## start Material for this exercise

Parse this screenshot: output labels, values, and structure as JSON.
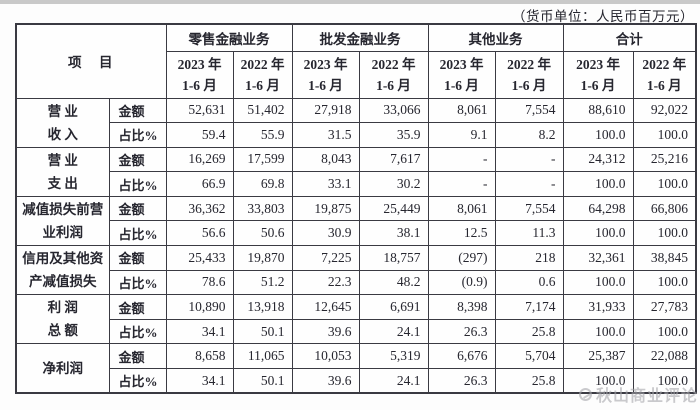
{
  "note": "（货币单位：人民币百万元）",
  "table": {
    "item_header": "项　目",
    "groups": [
      {
        "label": "零售金融业务"
      },
      {
        "label": "批发金融业务"
      },
      {
        "label": "其他业务"
      },
      {
        "label": "合计"
      }
    ],
    "periods": [
      {
        "year": "2023 年",
        "months": "1-6 月"
      },
      {
        "year": "2022 年",
        "months": "1-6 月"
      },
      {
        "year": "2023 年",
        "months": "1-6 月"
      },
      {
        "year": "2022 年",
        "months": "1-6 月"
      },
      {
        "year": "2023 年",
        "months": "1-6 月"
      },
      {
        "year": "2022 年",
        "months": "1-6 月"
      },
      {
        "year": "2023 年",
        "months": "1-6 月"
      },
      {
        "year": "2022 年",
        "months": "1-6 月"
      }
    ],
    "measure_labels": {
      "amount": "金额",
      "ratio": "占比%"
    },
    "rows": [
      {
        "label_lines": [
          "营 业",
          "收 入"
        ],
        "amount": [
          "52,631",
          "51,402",
          "27,918",
          "33,066",
          "8,061",
          "7,554",
          "88,610",
          "92,022"
        ],
        "ratio": [
          "59.4",
          "55.9",
          "31.5",
          "35.9",
          "9.1",
          "8.2",
          "100.0",
          "100.0"
        ]
      },
      {
        "label_lines": [
          "营 业",
          "支 出"
        ],
        "amount": [
          "16,269",
          "17,599",
          "8,043",
          "7,617",
          "-",
          "-",
          "24,312",
          "25,216"
        ],
        "ratio": [
          "66.9",
          "69.8",
          "33.1",
          "30.2",
          "-",
          "-",
          "100.0",
          "100.0"
        ]
      },
      {
        "label_lines": [
          "减值损失前营",
          "业利润"
        ],
        "amount": [
          "36,362",
          "33,803",
          "19,875",
          "25,449",
          "8,061",
          "7,554",
          "64,298",
          "66,806"
        ],
        "ratio": [
          "56.6",
          "50.6",
          "30.9",
          "38.1",
          "12.5",
          "11.3",
          "100.0",
          "100.0"
        ]
      },
      {
        "label_lines": [
          "信用及其他资",
          "产减值损失"
        ],
        "amount": [
          "25,433",
          "19,870",
          "7,225",
          "18,757",
          "(297)",
          "218",
          "32,361",
          "38,845"
        ],
        "ratio": [
          "78.6",
          "51.2",
          "22.3",
          "48.2",
          "(0.9)",
          "0.6",
          "100.0",
          "100.0"
        ]
      },
      {
        "label_lines": [
          "利 润",
          "总 额"
        ],
        "amount": [
          "10,890",
          "13,918",
          "12,645",
          "6,691",
          "8,398",
          "7,174",
          "31,933",
          "27,783"
        ],
        "ratio": [
          "34.1",
          "50.1",
          "39.6",
          "24.1",
          "26.3",
          "25.8",
          "100.0",
          "100.0"
        ]
      },
      {
        "label_lines": [
          "净利润"
        ],
        "amount": [
          "8,658",
          "11,065",
          "10,053",
          "5,319",
          "6,676",
          "5,704",
          "25,387",
          "22,088"
        ],
        "ratio": [
          "34.1",
          "50.1",
          "39.6",
          "24.1",
          "26.3",
          "25.8",
          "100.0",
          "100.0"
        ]
      }
    ]
  },
  "watermark": {
    "text": "秋山商业评论"
  }
}
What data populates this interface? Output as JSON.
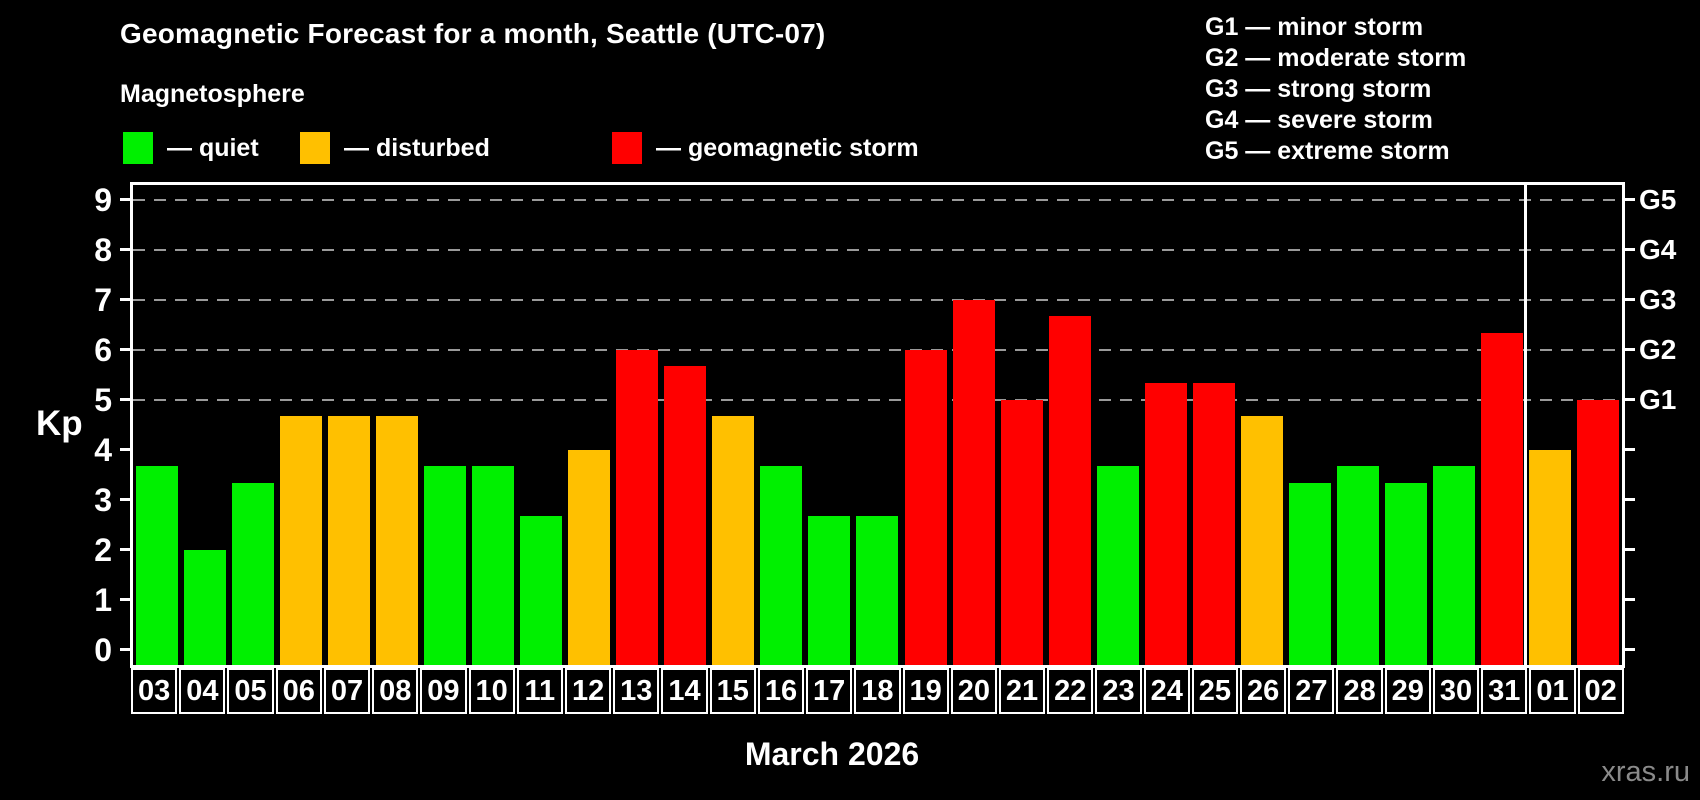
{
  "header": {
    "title": "Geomagnetic Forecast for a month, Seattle (UTC-07)",
    "subtitle": "Magnetosphere"
  },
  "legend": {
    "quiet": "— quiet",
    "disturbed": "— disturbed",
    "storm": "— geomagnetic storm"
  },
  "g_legend": [
    "G1 — minor storm",
    "G2 — moderate storm",
    "G3 — strong storm",
    "G4 — severe storm",
    "G5 — extreme storm"
  ],
  "colors": {
    "quiet": "#00f000",
    "disturbed": "#ffc000",
    "storm": "#ff0000",
    "grid": "#9a9a9a",
    "axis": "#ffffff",
    "watermark": "#8a8a8a"
  },
  "chart_data": {
    "type": "bar",
    "title": "Geomagnetic Forecast for a month, Seattle (UTC-07)",
    "ylabel": "Kp",
    "xlabel": "March 2026",
    "ylim": [
      0,
      9
    ],
    "y_ticks": [
      0,
      1,
      2,
      3,
      4,
      5,
      6,
      7,
      8,
      9
    ],
    "gridlines_at": [
      5,
      6,
      7,
      8,
      9
    ],
    "right_axis_labels": [
      {
        "kp": 5,
        "label": "G1"
      },
      {
        "kp": 6,
        "label": "G2"
      },
      {
        "kp": 7,
        "label": "G3"
      },
      {
        "kp": 8,
        "label": "G4"
      },
      {
        "kp": 9,
        "label": "G5"
      }
    ],
    "legend_position": "top-left",
    "categories": [
      "03",
      "04",
      "05",
      "06",
      "07",
      "08",
      "09",
      "10",
      "11",
      "12",
      "13",
      "14",
      "15",
      "16",
      "17",
      "18",
      "19",
      "20",
      "21",
      "22",
      "23",
      "24",
      "25",
      "26",
      "27",
      "28",
      "29",
      "30",
      "31",
      "01",
      "02"
    ],
    "values": [
      3.67,
      2.0,
      3.33,
      4.67,
      4.67,
      4.67,
      3.67,
      3.67,
      2.67,
      4.0,
      6.0,
      5.67,
      4.67,
      3.67,
      2.67,
      2.67,
      6.0,
      7.0,
      5.0,
      6.67,
      3.67,
      5.33,
      5.33,
      4.67,
      3.33,
      3.67,
      3.33,
      3.67,
      6.33,
      4.0,
      5.0
    ],
    "statuses": [
      "quiet",
      "quiet",
      "quiet",
      "disturbed",
      "disturbed",
      "disturbed",
      "quiet",
      "quiet",
      "quiet",
      "disturbed",
      "storm",
      "storm",
      "disturbed",
      "quiet",
      "quiet",
      "quiet",
      "storm",
      "storm",
      "storm",
      "storm",
      "quiet",
      "storm",
      "storm",
      "disturbed",
      "quiet",
      "quiet",
      "quiet",
      "quiet",
      "storm",
      "disturbed",
      "storm"
    ],
    "month_separator_after_index": 28
  },
  "footer": {
    "month_label": "March 2026",
    "watermark": "xras.ru"
  }
}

## end Material for this exercise

What is needed: Set down the lines of the records above exactly, apart from the pictures.

Correct answer:
Parse this screenshot: output labels, values, and structure as JSON.
{
  "note": "（货币单位：人民币百万元）",
  "table": {
    "item_header": "项　目",
    "groups": [
      {
        "label": "零售金融业务"
      },
      {
        "label": "批发金融业务"
      },
      {
        "label": "其他业务"
      },
      {
        "label": "合计"
      }
    ],
    "periods": [
      {
        "year": "2023 年",
        "months": "1-6 月"
      },
      {
        "year": "2022 年",
        "months": "1-6 月"
      },
      {
        "year": "2023 年",
        "months": "1-6 月"
      },
      {
        "year": "2022 年",
        "months": "1-6 月"
      },
      {
        "year": "2023 年",
        "months": "1-6 月"
      },
      {
        "year": "2022 年",
        "months": "1-6 月"
      },
      {
        "year": "2023 年",
        "months": "1-6 月"
      },
      {
        "year": "2022 年",
        "months": "1-6 月"
      }
    ],
    "measure_labels": {
      "amount": "金额",
      "ratio": "占比%"
    },
    "rows": [
      {
        "label_lines": [
          "营 业",
          "收 入"
        ],
        "amount": [
          "52,631",
          "51,402",
          "27,918",
          "33,066",
          "8,061",
          "7,554",
          "88,610",
          "92,022"
        ],
        "ratio": [
          "59.4",
          "55.9",
          "31.5",
          "35.9",
          "9.1",
          "8.2",
          "100.0",
          "100.0"
        ]
      },
      {
        "label_lines": [
          "营 业",
          "支 出"
        ],
        "amount": [
          "16,269",
          "17,599",
          "8,043",
          "7,617",
          "-",
          "-",
          "24,312",
          "25,216"
        ],
        "ratio": [
          "66.9",
          "69.8",
          "33.1",
          "30.2",
          "-",
          "-",
          "100.0",
          "100.0"
        ]
      },
      {
        "label_lines": [
          "减值损失前营",
          "业利润"
        ],
        "amount": [
          "36,362",
          "33,803",
          "19,875",
          "25,449",
          "8,061",
          "7,554",
          "64,298",
          "66,806"
        ],
        "ratio": [
          "56.6",
          "50.6",
          "30.9",
          "38.1",
          "12.5",
          "11.3",
          "100.0",
          "100.0"
        ]
      },
      {
        "label_lines": [
          "信用及其他资",
          "产减值损失"
        ],
        "amount": [
          "25,433",
          "19,870",
          "7,225",
          "18,757",
          "(297)",
          "218",
          "32,361",
          "38,845"
        ],
        "ratio": [
          "78.6",
          "51.2",
          "22.3",
          "48.2",
          "(0.9)",
          "0.6",
          "100.0",
          "100.0"
        ]
      },
      {
        "label_lines": [
          "利 润",
          "总 额"
        ],
        "amount": [
          "10,890",
          "13,918",
          "12,645",
          "6,691",
          "8,398",
          "7,174",
          "31,933",
          "27,783"
        ],
        "ratio": [
          "34.1",
          "50.1",
          "39.6",
          "24.1",
          "26.3",
          "25.8",
          "100.0",
          "100.0"
        ]
      },
      {
        "label_lines": [
          "净利润"
        ],
        "amount": [
          "8,658",
          "11,065",
          "10,053",
          "5,319",
          "6,676",
          "5,704",
          "25,387",
          "22,088"
        ],
        "ratio": [
          "34.1",
          "50.1",
          "39.6",
          "24.1",
          "26.3",
          "25.8",
          "100.0",
          "100.0"
        ]
      }
    ]
  },
  "watermark": {
    "text": "秋山商业评论"
  }
}
What data populates this interface? Output as JSON.
{
  "header": {
    "title": "Geomagnetic Forecast for a month, Seattle (UTC-07)",
    "subtitle": "Magnetosphere"
  },
  "legend": {
    "quiet": "— quiet",
    "disturbed": "— disturbed",
    "storm": "— geomagnetic storm"
  },
  "g_legend": [
    "G1 — minor storm",
    "G2 — moderate storm",
    "G3 — strong storm",
    "G4 — severe storm",
    "G5 — extreme storm"
  ],
  "colors": {
    "quiet": "#00f000",
    "disturbed": "#ffc000",
    "storm": "#ff0000",
    "grid": "#9a9a9a",
    "axis": "#ffffff",
    "watermark": "#8a8a8a"
  },
  "chart_data": {
    "type": "bar",
    "title": "Geomagnetic Forecast for a month, Seattle (UTC-07)",
    "ylabel": "Kp",
    "xlabel": "March 2026",
    "ylim": [
      0,
      9
    ],
    "y_ticks": [
      0,
      1,
      2,
      3,
      4,
      5,
      6,
      7,
      8,
      9
    ],
    "gridlines_at": [
      5,
      6,
      7,
      8,
      9
    ],
    "right_axis_labels": [
      {
        "kp": 5,
        "label": "G1"
      },
      {
        "kp": 6,
        "label": "G2"
      },
      {
        "kp": 7,
        "label": "G3"
      },
      {
        "kp": 8,
        "label": "G4"
      },
      {
        "kp": 9,
        "label": "G5"
      }
    ],
    "legend_position": "top-left",
    "categories": [
      "03",
      "04",
      "05",
      "06",
      "07",
      "08",
      "09",
      "10",
      "11",
      "12",
      "13",
      "14",
      "15",
      "16",
      "17",
      "18",
      "19",
      "20",
      "21",
      "22",
      "23",
      "24",
      "25",
      "26",
      "27",
      "28",
      "29",
      "30",
      "31",
      "01",
      "02"
    ],
    "values": [
      3.67,
      2.0,
      3.33,
      4.67,
      4.67,
      4.67,
      3.67,
      3.67,
      2.67,
      4.0,
      6.0,
      5.67,
      4.67,
      3.67,
      2.67,
      2.67,
      6.0,
      7.0,
      5.0,
      6.67,
      3.67,
      5.33,
      5.33,
      4.67,
      3.33,
      3.67,
      3.33,
      3.67,
      6.33,
      4.0,
      5.0
    ],
    "statuses": [
      "quiet",
      "quiet",
      "quiet",
      "disturbed",
      "disturbed",
      "disturbed",
      "quiet",
      "quiet",
      "quiet",
      "disturbed",
      "storm",
      "storm",
      "disturbed",
      "quiet",
      "quiet",
      "quiet",
      "storm",
      "storm",
      "storm",
      "storm",
      "quiet",
      "storm",
      "storm",
      "disturbed",
      "quiet",
      "quiet",
      "quiet",
      "quiet",
      "storm",
      "disturbed",
      "storm"
    ],
    "month_separator_after_index": 28
  },
  "footer": {
    "month_label": "March 2026",
    "watermark": "xras.ru"
  }
}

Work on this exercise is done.